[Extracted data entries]

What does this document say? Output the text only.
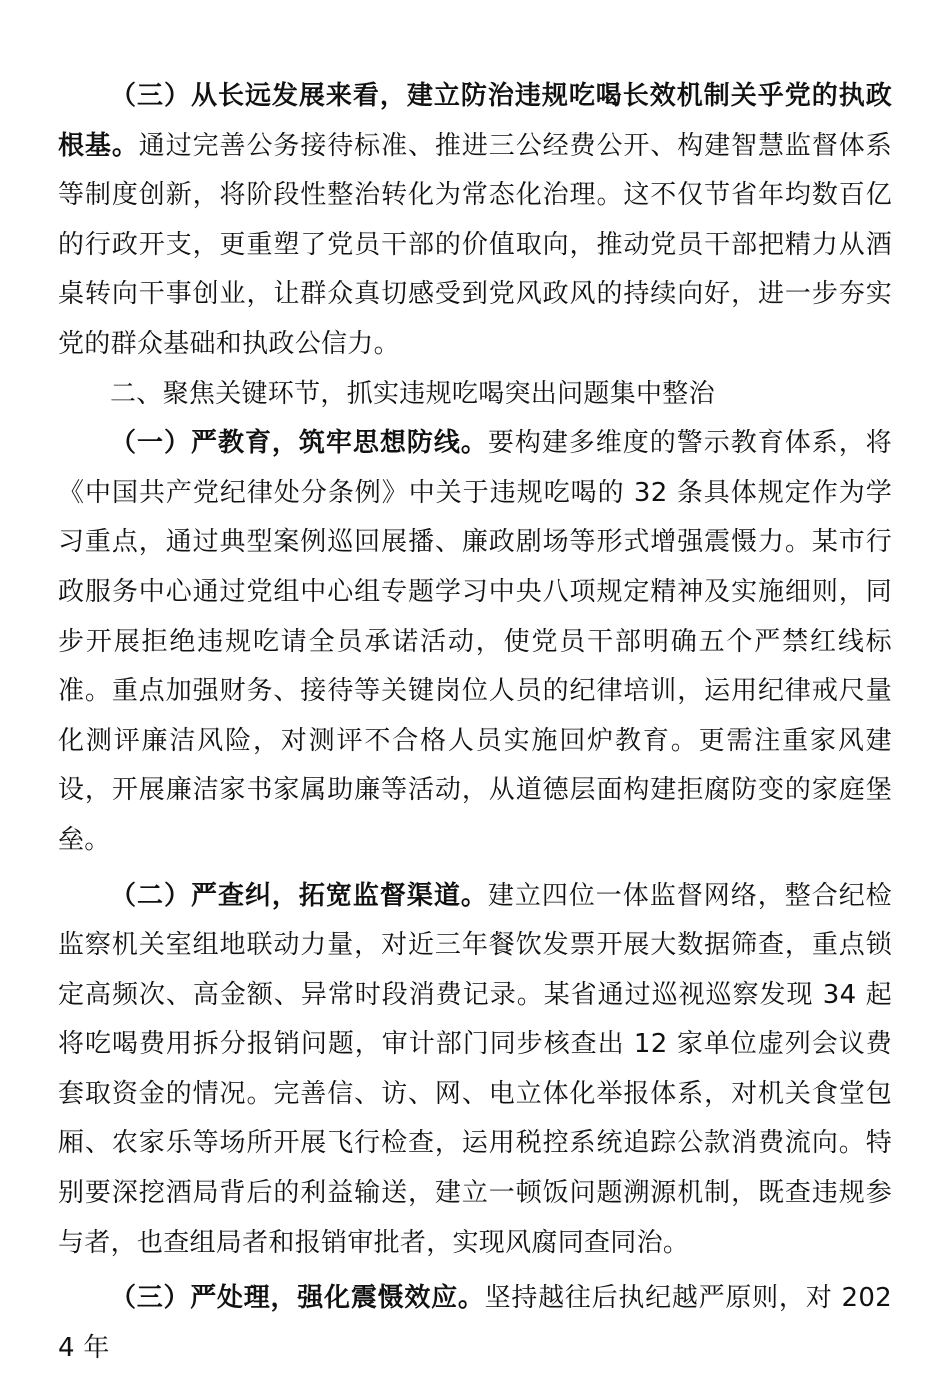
（三）从长远发展来看，建立防治违规吃喝长效机制关乎党的执政根基。通过完善公务接待标准、推进三公经费公开、构建智慧监督体系等制度创新，将阶段性整治转化为常态化治理。这不仅节省年均数百亿的行政开支，更重塑了党员干部的价值取向，推动党员干部把精力从酒桌转向干事创业，让群众真切感受到党风政风的持续向好，进一步夯实党的群众基础和执政公信力。

二、聚焦关键环节，抓实违规吃喝突出问题集中整治

（一）严教育，筑牢思想防线。要构建多维度的警示教育体系，将《中国共产党纪律处分条例》中关于违规吃喝的 32 条具体规定作为学习重点，通过典型案例巡回展播、廉政剧场等形式增强震慑力。某市行政服务中心通过党组中心组专题学习中央八项规定精神及实施细则，同步开展拒绝违规吃请全员承诺活动，使党员干部明确五个严禁红线标准。重点加强财务、接待等关键岗位人员的纪律培训，运用纪律戒尺量化测评廉洁风险，对测评不合格人员实施回炉教育。更需注重家风建设，开展廉洁家书家属助廉等活动，从道德层面构建拒腐防变的家庭堡垒。

（二）严查纠，拓宽监督渠道。建立四位一体监督网络，整合纪检监察机关室组地联动力量，对近三年餐饮发票开展大数据筛查，重点锁定高频次、高金额、异常时段消费记录。某省通过巡视巡察发现 34 起将吃喝费用拆分报销问题，审计部门同步核查出 12 家单位虚列会议费套取资金的情况。完善信、访、网、电立体化举报体系，对机关食堂包厢、农家乐等场所开展飞行检查，运用税控系统追踪公款消费流向。特别要深挖酒局背后的利益输送，建立一顿饭问题溯源机制，既查违规参与者，也查组局者和报销审批者，实现风腐同查同治。

（三）严处理，强化震慑效应。坚持越往后执纪越严原则，对 2024 年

Exercise requirements. Write out all the entries word for word, but skip any images.

Right answer.
What does this document say? Output the text only.
（三）从长远发展来看，建立防治违规吃喝长效机制关乎党的执政根基。通过完善公务接待标准、推进三公经费公开、构建智慧监督体系等制度创新，将阶段性整治转化为常态化治理。这不仅节省年均数百亿的行政开支，更重塑了党员干部的价值取向，推动党员干部把精力从酒桌转向干事创业，让群众真切感受到党风政风的持续向好，进一步夯实党的群众基础和执政公信力。

二、聚焦关键环节，抓实违规吃喝突出问题集中整治

（一）严教育，筑牢思想防线。要构建多维度的警示教育体系，将《中国共产党纪律处分条例》中关于违规吃喝的 32 条具体规定作为学习重点，通过典型案例巡回展播、廉政剧场等形式增强震慑力。某市行政服务中心通过党组中心组专题学习中央八项规定精神及实施细则，同步开展拒绝违规吃请全员承诺活动，使党员干部明确五个严禁红线标准。重点加强财务、接待等关键岗位人员的纪律培训，运用纪律戒尺量化测评廉洁风险，对测评不合格人员实施回炉教育。更需注重家风建设，开展廉洁家书家属助廉等活动，从道德层面构建拒腐防变的家庭堡垒。

（二）严查纠，拓宽监督渠道。建立四位一体监督网络，整合纪检监察机关室组地联动力量，对近三年餐饮发票开展大数据筛查，重点锁定高频次、高金额、异常时段消费记录。某省通过巡视巡察发现 34 起将吃喝费用拆分报销问题，审计部门同步核查出 12 家单位虚列会议费套取资金的情况。完善信、访、网、电立体化举报体系，对机关食堂包厢、农家乐等场所开展飞行检查，运用税控系统追踪公款消费流向。特别要深挖酒局背后的利益输送，建立一顿饭问题溯源机制，既查违规参与者，也查组局者和报销审批者，实现风腐同查同治。

（三）严处理，强化震慑效应。坚持越往后执纪越严原则，对 2024 年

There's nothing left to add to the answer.